# [Work instructions]
Search the records for "CuteNews" and copy each line that holds it.
BEGIN Entries shown
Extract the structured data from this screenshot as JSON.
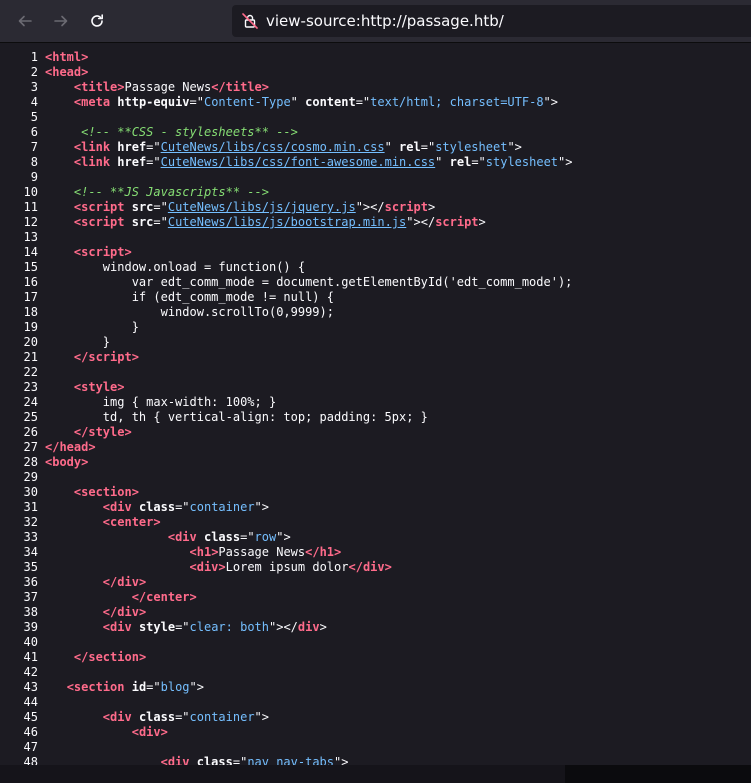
{
  "browser": {
    "url": "view-source:http://passage.htb/",
    "icons": {
      "back": "arrow-left-icon",
      "forward": "arrow-right-icon",
      "reload": "reload-icon",
      "site": "connection-not-secure-icon"
    }
  },
  "source_lines": [
    {
      "n": "1",
      "t": [
        [
          "tag",
          "<"
        ],
        [
          "tag",
          "html"
        ],
        [
          "tag",
          ">"
        ]
      ]
    },
    {
      "n": "2",
      "t": [
        [
          "tag",
          "<"
        ],
        [
          "tag",
          "head"
        ],
        [
          "tag",
          ">"
        ]
      ]
    },
    {
      "n": "3",
      "t": [
        [
          "plain",
          "    "
        ],
        [
          "tag",
          "<"
        ],
        [
          "tag",
          "title"
        ],
        [
          "tag",
          ">"
        ],
        [
          "plain",
          "Passage News"
        ],
        [
          "tag",
          "</"
        ],
        [
          "tag",
          "title"
        ],
        [
          "tag",
          ">"
        ]
      ]
    },
    {
      "n": "4",
      "t": [
        [
          "plain",
          "    "
        ],
        [
          "tag",
          "<"
        ],
        [
          "tag",
          "meta "
        ],
        [
          "attr",
          "http-equiv"
        ],
        [
          "plain",
          "=\""
        ],
        [
          "val",
          "Content-Type"
        ],
        [
          "plain",
          "\" "
        ],
        [
          "attr",
          "content"
        ],
        [
          "plain",
          "=\""
        ],
        [
          "val",
          "text/html; charset=UTF-8"
        ],
        [
          "plain",
          "\">"
        ]
      ]
    },
    {
      "n": "5",
      "t": []
    },
    {
      "n": "6",
      "t": [
        [
          "plain",
          "     "
        ],
        [
          "comment",
          "<!-- **CSS - stylesheets** -->"
        ]
      ]
    },
    {
      "n": "7",
      "t": [
        [
          "plain",
          "    "
        ],
        [
          "tag",
          "<"
        ],
        [
          "tag",
          "link "
        ],
        [
          "attr",
          "href"
        ],
        [
          "plain",
          "=\""
        ],
        [
          "link",
          "CuteNews/libs/css/cosmo.min.css"
        ],
        [
          "plain",
          "\" "
        ],
        [
          "attr",
          "rel"
        ],
        [
          "plain",
          "=\""
        ],
        [
          "val",
          "stylesheet"
        ],
        [
          "plain",
          "\">"
        ]
      ]
    },
    {
      "n": "8",
      "t": [
        [
          "plain",
          "    "
        ],
        [
          "tag",
          "<"
        ],
        [
          "tag",
          "link "
        ],
        [
          "attr",
          "href"
        ],
        [
          "plain",
          "=\""
        ],
        [
          "link",
          "CuteNews/libs/css/font-awesome.min.css"
        ],
        [
          "plain",
          "\" "
        ],
        [
          "attr",
          "rel"
        ],
        [
          "plain",
          "=\""
        ],
        [
          "val",
          "stylesheet"
        ],
        [
          "plain",
          "\">"
        ]
      ]
    },
    {
      "n": "9",
      "t": []
    },
    {
      "n": "10",
      "t": [
        [
          "plain",
          "    "
        ],
        [
          "comment",
          "<!-- **JS Javascripts** -->"
        ]
      ]
    },
    {
      "n": "11",
      "t": [
        [
          "plain",
          "    "
        ],
        [
          "tag",
          "<"
        ],
        [
          "tag",
          "script "
        ],
        [
          "attr",
          "src"
        ],
        [
          "plain",
          "=\""
        ],
        [
          "link",
          "CuteNews/libs/js/jquery.js"
        ],
        [
          "plain",
          "\"></"
        ],
        [
          "tag",
          "script"
        ],
        [
          "plain",
          ">"
        ]
      ]
    },
    {
      "n": "12",
      "t": [
        [
          "plain",
          "    "
        ],
        [
          "tag",
          "<"
        ],
        [
          "tag",
          "script "
        ],
        [
          "attr",
          "src"
        ],
        [
          "plain",
          "=\""
        ],
        [
          "link",
          "CuteNews/libs/js/bootstrap.min.js"
        ],
        [
          "plain",
          "\"></"
        ],
        [
          "tag",
          "script"
        ],
        [
          "plain",
          ">"
        ]
      ]
    },
    {
      "n": "13",
      "t": []
    },
    {
      "n": "14",
      "t": [
        [
          "plain",
          "    "
        ],
        [
          "tag",
          "<"
        ],
        [
          "tag",
          "script"
        ],
        [
          "tag",
          ">"
        ]
      ]
    },
    {
      "n": "15",
      "t": [
        [
          "plain",
          "        window.onload = function() {"
        ]
      ]
    },
    {
      "n": "16",
      "t": [
        [
          "plain",
          "            var edt_comm_mode = document.getElementById('edt_comm_mode');"
        ]
      ]
    },
    {
      "n": "17",
      "t": [
        [
          "plain",
          "            if (edt_comm_mode != null) {"
        ]
      ]
    },
    {
      "n": "18",
      "t": [
        [
          "plain",
          "                window.scrollTo(0,9999);"
        ]
      ]
    },
    {
      "n": "19",
      "t": [
        [
          "plain",
          "            }"
        ]
      ]
    },
    {
      "n": "20",
      "t": [
        [
          "plain",
          "        }"
        ]
      ]
    },
    {
      "n": "21",
      "t": [
        [
          "plain",
          "    "
        ],
        [
          "tag",
          "</"
        ],
        [
          "tag",
          "script"
        ],
        [
          "tag",
          ">"
        ]
      ]
    },
    {
      "n": "22",
      "t": []
    },
    {
      "n": "23",
      "t": [
        [
          "plain",
          "    "
        ],
        [
          "tag",
          "<"
        ],
        [
          "tag",
          "style"
        ],
        [
          "tag",
          ">"
        ]
      ]
    },
    {
      "n": "24",
      "t": [
        [
          "plain",
          "        img { max-width: 100%; }"
        ]
      ]
    },
    {
      "n": "25",
      "t": [
        [
          "plain",
          "        td, th { vertical-align: top; padding: 5px; }"
        ]
      ]
    },
    {
      "n": "26",
      "t": [
        [
          "plain",
          "    "
        ],
        [
          "tag",
          "</"
        ],
        [
          "tag",
          "style"
        ],
        [
          "tag",
          ">"
        ]
      ]
    },
    {
      "n": "27",
      "t": [
        [
          "tag",
          "</"
        ],
        [
          "tag",
          "head"
        ],
        [
          "tag",
          ">"
        ]
      ]
    },
    {
      "n": "28",
      "t": [
        [
          "tag",
          "<"
        ],
        [
          "tag",
          "body"
        ],
        [
          "tag",
          ">"
        ]
      ]
    },
    {
      "n": "29",
      "t": []
    },
    {
      "n": "30",
      "t": [
        [
          "plain",
          "    "
        ],
        [
          "tag",
          "<"
        ],
        [
          "tag",
          "section"
        ],
        [
          "tag",
          ">"
        ]
      ]
    },
    {
      "n": "31",
      "t": [
        [
          "plain",
          "        "
        ],
        [
          "tag",
          "<"
        ],
        [
          "tag",
          "div "
        ],
        [
          "attr",
          "class"
        ],
        [
          "plain",
          "=\""
        ],
        [
          "val",
          "container"
        ],
        [
          "plain",
          "\">"
        ]
      ]
    },
    {
      "n": "32",
      "t": [
        [
          "plain",
          "        "
        ],
        [
          "tag",
          "<"
        ],
        [
          "tag",
          "center"
        ],
        [
          "tag",
          ">"
        ]
      ]
    },
    {
      "n": "33",
      "t": [
        [
          "plain",
          "                 "
        ],
        [
          "tag",
          "<"
        ],
        [
          "tag",
          "div "
        ],
        [
          "attr",
          "class"
        ],
        [
          "plain",
          "=\""
        ],
        [
          "val",
          "row"
        ],
        [
          "plain",
          "\">"
        ]
      ]
    },
    {
      "n": "34",
      "t": [
        [
          "plain",
          "                    "
        ],
        [
          "tag",
          "<"
        ],
        [
          "tag",
          "h1"
        ],
        [
          "tag",
          ">"
        ],
        [
          "plain",
          "Passage News"
        ],
        [
          "tag",
          "</"
        ],
        [
          "tag",
          "h1"
        ],
        [
          "tag",
          ">"
        ]
      ]
    },
    {
      "n": "35",
      "t": [
        [
          "plain",
          "                    "
        ],
        [
          "tag",
          "<"
        ],
        [
          "tag",
          "div"
        ],
        [
          "tag",
          ">"
        ],
        [
          "plain",
          "Lorem ipsum dolor"
        ],
        [
          "tag",
          "</"
        ],
        [
          "tag",
          "div"
        ],
        [
          "tag",
          ">"
        ]
      ]
    },
    {
      "n": "36",
      "t": [
        [
          "plain",
          "        "
        ],
        [
          "tag",
          "</"
        ],
        [
          "tag",
          "div"
        ],
        [
          "tag",
          ">"
        ]
      ]
    },
    {
      "n": "37",
      "t": [
        [
          "plain",
          "            "
        ],
        [
          "tag",
          "</"
        ],
        [
          "tag",
          "center"
        ],
        [
          "tag",
          ">"
        ]
      ]
    },
    {
      "n": "38",
      "t": [
        [
          "plain",
          "        "
        ],
        [
          "tag",
          "</"
        ],
        [
          "tag",
          "div"
        ],
        [
          "tag",
          ">"
        ]
      ]
    },
    {
      "n": "39",
      "t": [
        [
          "plain",
          "        "
        ],
        [
          "tag",
          "<"
        ],
        [
          "tag",
          "div "
        ],
        [
          "attr",
          "style"
        ],
        [
          "plain",
          "=\""
        ],
        [
          "val",
          "clear: both"
        ],
        [
          "plain",
          "\"></"
        ],
        [
          "tag",
          "div"
        ],
        [
          "plain",
          ">"
        ]
      ]
    },
    {
      "n": "40",
      "t": []
    },
    {
      "n": "41",
      "t": [
        [
          "plain",
          "    "
        ],
        [
          "tag",
          "</"
        ],
        [
          "tag",
          "section"
        ],
        [
          "tag",
          ">"
        ]
      ]
    },
    {
      "n": "42",
      "t": []
    },
    {
      "n": "43",
      "t": [
        [
          "plain",
          "   "
        ],
        [
          "tag",
          "<"
        ],
        [
          "tag",
          "section "
        ],
        [
          "attr",
          "id"
        ],
        [
          "plain",
          "=\""
        ],
        [
          "val",
          "blog"
        ],
        [
          "plain",
          "\">"
        ]
      ]
    },
    {
      "n": "44",
      "t": []
    },
    {
      "n": "45",
      "t": [
        [
          "plain",
          "        "
        ],
        [
          "tag",
          "<"
        ],
        [
          "tag",
          "div "
        ],
        [
          "attr",
          "class"
        ],
        [
          "plain",
          "=\""
        ],
        [
          "val",
          "container"
        ],
        [
          "plain",
          "\">"
        ]
      ]
    },
    {
      "n": "46",
      "t": [
        [
          "plain",
          "            "
        ],
        [
          "tag",
          "<"
        ],
        [
          "tag",
          "div"
        ],
        [
          "tag",
          ">"
        ]
      ]
    },
    {
      "n": "47",
      "t": []
    },
    {
      "n": "48",
      "t": [
        [
          "plain",
          "                "
        ],
        [
          "tag",
          "<"
        ],
        [
          "tag",
          "div "
        ],
        [
          "attr",
          "class"
        ],
        [
          "plain",
          "=\""
        ],
        [
          "val",
          "nav nav-tabs"
        ],
        [
          "plain",
          "\">"
        ]
      ]
    }
  ],
  "colors": {
    "tag": "#ff6b8b",
    "attr": "#fbfbfe",
    "value": "#75bfff",
    "comment": "#86de74",
    "text": "#fbfbfe",
    "background": "#1c1b22",
    "toolbar": "#2b2a33"
  }
}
END Entries shown
# [Solution to this problem]
          "CuteNews/libs/css/cosmo.min.css"
          "CuteNews/libs/css/font-awesome.min.css"
          "CuteNews/libs/js/jquery.js"
          "CuteNews/libs/js/bootstrap.min.js"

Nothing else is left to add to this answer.